**REQUIRED TASK:**
Continue the piece on lessons from applying ASC 606 revenue recognition, picking up right after its last sentence.

**TEXT:**
* * *
Most organizations have now entered year two of applying ASC 606, aka revenue recognition. As we sit back and reflect on one of the largest changes to GAAP in over a generation, what have we learned?

We’ve put together seven top takeaways:

1. We learned that now more than ever, the sales and accounting teams need to be in constant communication regarding contracts and what those contracts entail.

Some sales teams and accounting teams have been disconnected in the past. The sales teams were given the ability to modify contracts as needed and, under ASC 605, it did not have a significant impact on the accounting for the transaction. With the implementation of ASC 606, that has changed. Small tweaks in the contracts (or lack of a contract) can have a big impact on the accounting.

Specifically, items negotiated within the contract by the sales teams — such as discounts and financing — may now impact revenue recognition. Variable consideration can come in many forms, and the variable amounts of consideration may be explicitly stated in the contract but can also be implicit. As a result, it is extremely important to make the accounting team aware of any changes made to the standard contract or special negotiations.  

2. We learned there are a lot of factors to consider in determining how many performance obligations we have.

The standard intended to simplify accounting for contractual agreements — in which a series of distinct goods and service that are substantially the same are treated as a single performance obligation — caused some complications in areas such as evaluating if the design and installation services are distinct. 

When identifying distinct goods or services, we need to take into consideration as to whether an item is capable of being separate, as well as whether the item is viewed by the customer as being distinct within the context of the contract taken as a whole. 

An important factor in identifying whether goods or services are distinct is how the sales team presented the performance obligation to the customer. Is the customer purchasing a final installed product, or is the customer purchasing a product and installation?
* * *
**EXCERPTED RECORDS:**
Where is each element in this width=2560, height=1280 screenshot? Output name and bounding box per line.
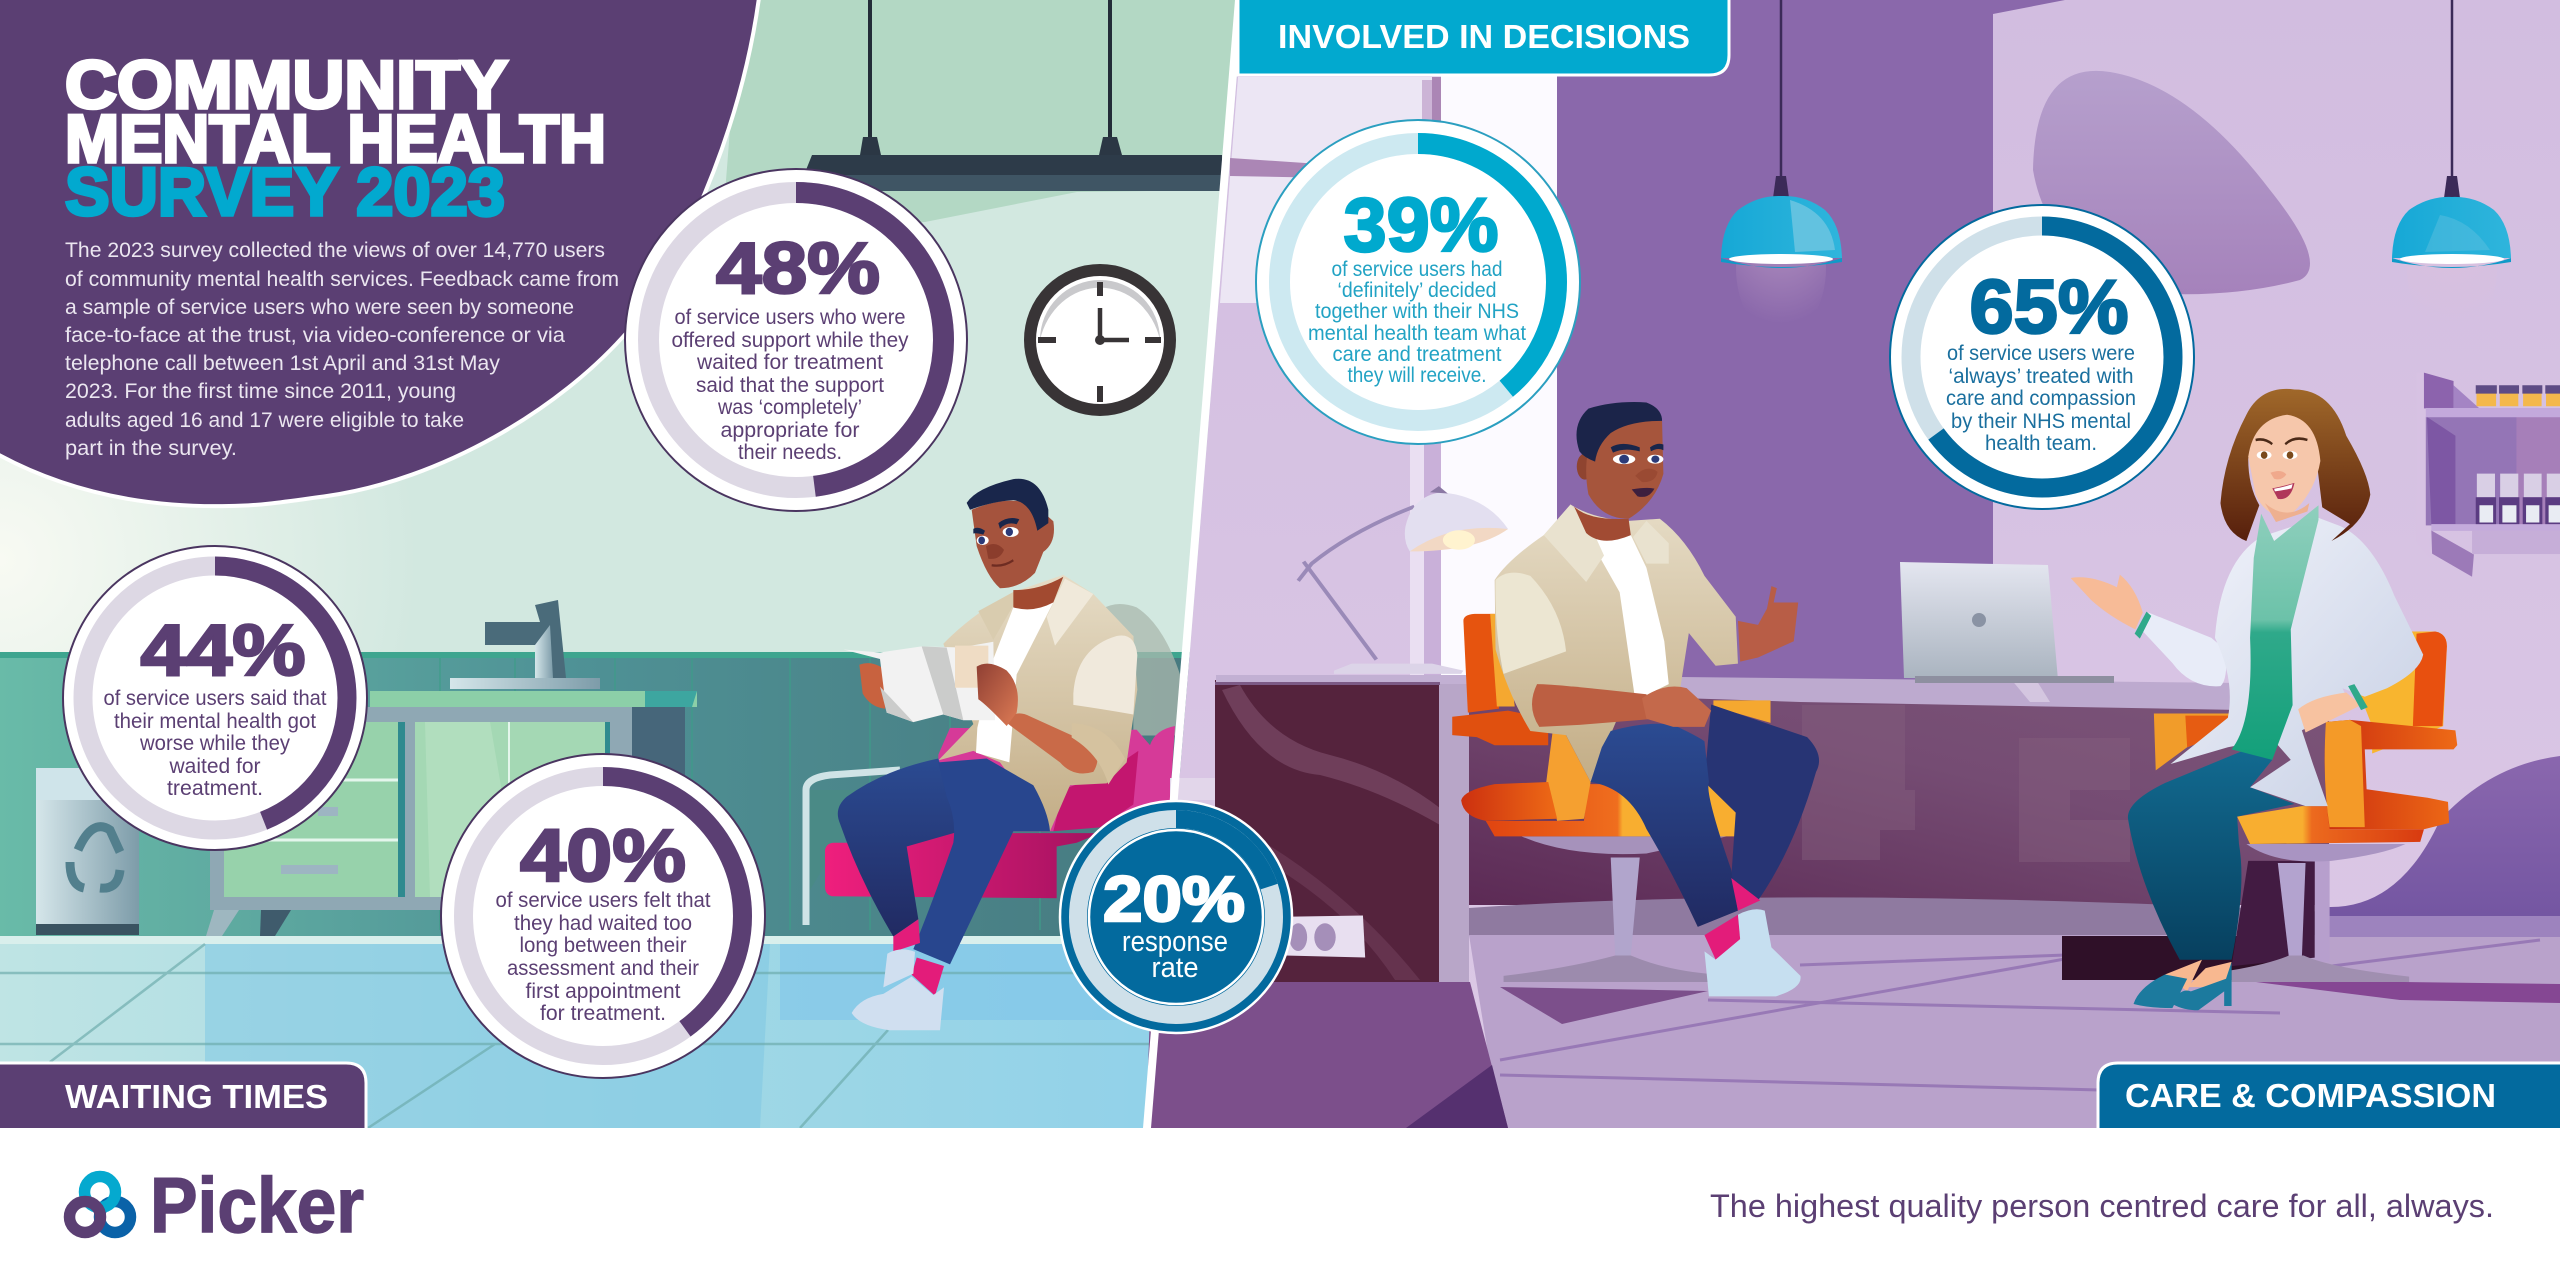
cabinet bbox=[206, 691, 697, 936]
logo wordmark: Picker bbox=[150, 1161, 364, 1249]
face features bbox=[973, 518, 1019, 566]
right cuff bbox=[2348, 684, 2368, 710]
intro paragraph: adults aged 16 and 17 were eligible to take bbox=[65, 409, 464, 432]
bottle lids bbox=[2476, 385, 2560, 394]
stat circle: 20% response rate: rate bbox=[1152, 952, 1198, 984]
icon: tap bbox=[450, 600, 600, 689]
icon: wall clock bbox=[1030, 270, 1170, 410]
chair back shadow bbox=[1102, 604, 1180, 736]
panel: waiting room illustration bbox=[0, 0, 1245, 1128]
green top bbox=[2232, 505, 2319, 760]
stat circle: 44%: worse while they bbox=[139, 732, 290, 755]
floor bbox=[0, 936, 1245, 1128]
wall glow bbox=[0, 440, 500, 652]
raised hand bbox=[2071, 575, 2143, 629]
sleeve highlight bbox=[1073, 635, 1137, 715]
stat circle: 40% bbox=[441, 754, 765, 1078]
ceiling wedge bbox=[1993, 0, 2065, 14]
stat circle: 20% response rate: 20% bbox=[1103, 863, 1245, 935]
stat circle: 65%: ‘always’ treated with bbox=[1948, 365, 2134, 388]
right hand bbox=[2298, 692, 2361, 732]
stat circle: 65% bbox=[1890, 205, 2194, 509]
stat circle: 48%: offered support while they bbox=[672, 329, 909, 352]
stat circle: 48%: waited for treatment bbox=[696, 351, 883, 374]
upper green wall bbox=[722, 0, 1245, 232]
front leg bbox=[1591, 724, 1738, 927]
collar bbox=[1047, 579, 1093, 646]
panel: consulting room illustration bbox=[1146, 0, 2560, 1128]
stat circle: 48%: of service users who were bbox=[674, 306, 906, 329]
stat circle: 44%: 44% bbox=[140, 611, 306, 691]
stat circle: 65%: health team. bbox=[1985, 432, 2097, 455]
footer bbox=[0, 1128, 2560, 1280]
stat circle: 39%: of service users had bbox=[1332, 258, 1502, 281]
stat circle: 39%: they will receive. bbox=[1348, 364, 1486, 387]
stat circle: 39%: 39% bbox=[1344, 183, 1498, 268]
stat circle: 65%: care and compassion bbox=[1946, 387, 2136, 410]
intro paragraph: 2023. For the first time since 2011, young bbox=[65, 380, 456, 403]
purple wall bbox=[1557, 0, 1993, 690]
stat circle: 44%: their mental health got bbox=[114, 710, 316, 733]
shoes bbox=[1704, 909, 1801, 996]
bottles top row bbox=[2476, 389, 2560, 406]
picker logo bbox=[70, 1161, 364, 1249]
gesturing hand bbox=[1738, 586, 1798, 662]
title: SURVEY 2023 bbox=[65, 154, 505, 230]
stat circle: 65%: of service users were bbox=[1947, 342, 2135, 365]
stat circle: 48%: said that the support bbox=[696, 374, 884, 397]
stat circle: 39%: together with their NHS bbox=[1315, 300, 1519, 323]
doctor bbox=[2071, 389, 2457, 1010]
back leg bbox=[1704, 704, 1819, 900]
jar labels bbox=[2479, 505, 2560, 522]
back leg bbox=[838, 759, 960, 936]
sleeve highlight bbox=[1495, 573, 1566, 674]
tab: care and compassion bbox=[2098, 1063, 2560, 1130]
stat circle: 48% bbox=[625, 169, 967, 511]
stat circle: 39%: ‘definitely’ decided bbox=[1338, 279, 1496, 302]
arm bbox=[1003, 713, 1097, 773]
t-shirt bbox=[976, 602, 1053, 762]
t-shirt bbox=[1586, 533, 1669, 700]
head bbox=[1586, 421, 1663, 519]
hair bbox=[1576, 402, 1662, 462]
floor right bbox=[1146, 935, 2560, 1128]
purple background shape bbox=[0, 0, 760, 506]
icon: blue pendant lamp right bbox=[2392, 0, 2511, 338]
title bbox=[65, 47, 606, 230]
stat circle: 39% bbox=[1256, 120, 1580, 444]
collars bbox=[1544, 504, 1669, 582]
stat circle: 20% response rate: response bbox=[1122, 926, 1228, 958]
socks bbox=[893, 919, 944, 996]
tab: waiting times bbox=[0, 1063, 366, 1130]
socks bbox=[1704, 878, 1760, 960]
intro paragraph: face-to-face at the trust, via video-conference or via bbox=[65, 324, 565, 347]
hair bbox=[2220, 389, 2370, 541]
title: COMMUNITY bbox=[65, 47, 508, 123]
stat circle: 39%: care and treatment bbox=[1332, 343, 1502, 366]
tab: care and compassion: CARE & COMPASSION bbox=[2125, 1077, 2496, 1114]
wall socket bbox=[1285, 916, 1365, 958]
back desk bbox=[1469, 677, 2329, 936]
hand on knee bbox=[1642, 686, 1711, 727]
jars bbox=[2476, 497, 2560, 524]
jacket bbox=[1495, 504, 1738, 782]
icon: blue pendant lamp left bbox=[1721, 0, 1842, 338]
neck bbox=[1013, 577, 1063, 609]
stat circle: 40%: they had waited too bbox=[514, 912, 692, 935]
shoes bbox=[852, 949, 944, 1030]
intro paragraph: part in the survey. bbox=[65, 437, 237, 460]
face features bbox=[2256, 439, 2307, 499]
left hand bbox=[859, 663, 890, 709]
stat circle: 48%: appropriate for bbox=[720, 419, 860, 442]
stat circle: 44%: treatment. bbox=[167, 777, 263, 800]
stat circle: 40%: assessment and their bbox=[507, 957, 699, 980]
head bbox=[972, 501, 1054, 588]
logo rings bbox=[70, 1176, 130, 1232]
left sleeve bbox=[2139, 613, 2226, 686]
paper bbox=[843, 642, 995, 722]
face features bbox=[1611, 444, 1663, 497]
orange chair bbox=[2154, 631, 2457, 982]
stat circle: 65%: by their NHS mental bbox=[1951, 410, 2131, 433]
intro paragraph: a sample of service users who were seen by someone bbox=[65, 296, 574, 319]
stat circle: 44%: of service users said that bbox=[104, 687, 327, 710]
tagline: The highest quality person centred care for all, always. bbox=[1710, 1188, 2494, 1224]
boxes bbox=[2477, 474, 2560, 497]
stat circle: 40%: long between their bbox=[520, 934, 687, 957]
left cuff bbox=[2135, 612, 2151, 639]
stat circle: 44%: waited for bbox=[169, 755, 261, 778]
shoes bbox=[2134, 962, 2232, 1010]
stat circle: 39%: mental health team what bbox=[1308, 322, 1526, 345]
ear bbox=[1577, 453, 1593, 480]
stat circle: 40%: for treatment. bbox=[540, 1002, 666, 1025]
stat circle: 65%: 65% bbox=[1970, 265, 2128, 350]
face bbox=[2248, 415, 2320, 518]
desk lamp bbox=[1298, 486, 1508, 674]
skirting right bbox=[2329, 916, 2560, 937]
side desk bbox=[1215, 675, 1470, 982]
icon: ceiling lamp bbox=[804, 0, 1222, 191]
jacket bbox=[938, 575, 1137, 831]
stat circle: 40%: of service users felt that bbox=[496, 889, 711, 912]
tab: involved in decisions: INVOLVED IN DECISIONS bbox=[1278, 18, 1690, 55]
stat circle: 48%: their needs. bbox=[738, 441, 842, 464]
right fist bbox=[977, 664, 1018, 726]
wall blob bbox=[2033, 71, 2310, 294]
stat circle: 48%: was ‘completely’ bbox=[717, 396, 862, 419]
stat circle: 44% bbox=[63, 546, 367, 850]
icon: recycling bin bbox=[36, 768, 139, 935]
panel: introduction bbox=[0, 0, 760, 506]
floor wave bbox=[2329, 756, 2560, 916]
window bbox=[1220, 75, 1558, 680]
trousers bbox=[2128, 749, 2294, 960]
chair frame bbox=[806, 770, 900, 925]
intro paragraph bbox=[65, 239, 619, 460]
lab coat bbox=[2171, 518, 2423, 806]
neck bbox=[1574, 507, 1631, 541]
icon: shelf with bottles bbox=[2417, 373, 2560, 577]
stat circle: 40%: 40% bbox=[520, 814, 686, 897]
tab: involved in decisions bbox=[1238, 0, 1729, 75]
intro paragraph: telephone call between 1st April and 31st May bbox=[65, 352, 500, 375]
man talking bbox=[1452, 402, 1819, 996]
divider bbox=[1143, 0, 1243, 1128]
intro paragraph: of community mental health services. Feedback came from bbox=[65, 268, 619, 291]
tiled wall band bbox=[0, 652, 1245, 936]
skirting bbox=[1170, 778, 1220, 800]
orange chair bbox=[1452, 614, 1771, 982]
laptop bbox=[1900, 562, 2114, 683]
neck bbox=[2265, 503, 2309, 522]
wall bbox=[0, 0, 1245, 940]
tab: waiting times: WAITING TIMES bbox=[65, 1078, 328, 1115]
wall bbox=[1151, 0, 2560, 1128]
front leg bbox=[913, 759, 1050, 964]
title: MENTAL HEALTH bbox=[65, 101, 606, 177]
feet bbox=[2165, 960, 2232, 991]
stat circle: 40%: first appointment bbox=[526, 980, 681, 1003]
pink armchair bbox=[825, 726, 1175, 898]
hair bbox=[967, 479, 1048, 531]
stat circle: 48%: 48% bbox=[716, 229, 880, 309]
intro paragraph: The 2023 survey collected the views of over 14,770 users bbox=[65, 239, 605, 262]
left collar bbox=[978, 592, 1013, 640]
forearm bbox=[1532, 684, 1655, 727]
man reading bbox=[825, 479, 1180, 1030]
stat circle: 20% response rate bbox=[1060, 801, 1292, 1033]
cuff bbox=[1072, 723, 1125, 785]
* * *
**THE OUTPUT:**
3. We learned ASC 606 caused some changes to the presentation for variable considerations. 

For example, we learned that rights of return revenue should only be recognized for those goods not expected to be returned. As a result, a refund liability presented separately from the associated refund asset should be recognized for those goods expected to be returned. The asset should consider any expected costs to recover those products. If the value is less than the amount recorded, the carrying amount is reduced with a corresponding adjustment to cost of goods sold. 

4. We learned that some of our revenue changed from point-in-time recognition to over-time recognition.

We learned that revenue that had historically been recorded as point in time — such as work completed using customer owned raw materials, safety stock, custom products with no alternative use, etc. — now typically meets at least one of the three criteria to be recognized over time. 

The three criteria to be recognized over time are: 1) the customer simultaneously receives and consumes the benefits provided by the entity’s performance as the entity performs, 2) the entity’s performance creates or enhances an asset that the customer controls as the asset is created or enhanced and 3) the entity’s performance does not create an asset with an alternative use to the entity, and the entity has an enforceable right to payment for performance completed to date. 

As stated in the third criteria for evaluating if revenue should be recognized over time, not only must you create an asset with no alternative use, but it also must have an enforceable right to payment for performance completed to date. Under ASC 606, you have a right to payment for performance completed to date if you would be entitled to an amount that, at a minimum, compensates you for your performance completed to date in the event that the customer or another party terminates the contract for reasons other than your failure to perform as promised. The enforceable amount needs to approximate the selling price of the goods or services transferred to date, which should recover the cost incurred plus a reasonable profit margin. If the contract only requires the customer to compensate for costs incurred, there is no enforceable right to payment and therefore does not meet the third criteria to recognize revenue over time.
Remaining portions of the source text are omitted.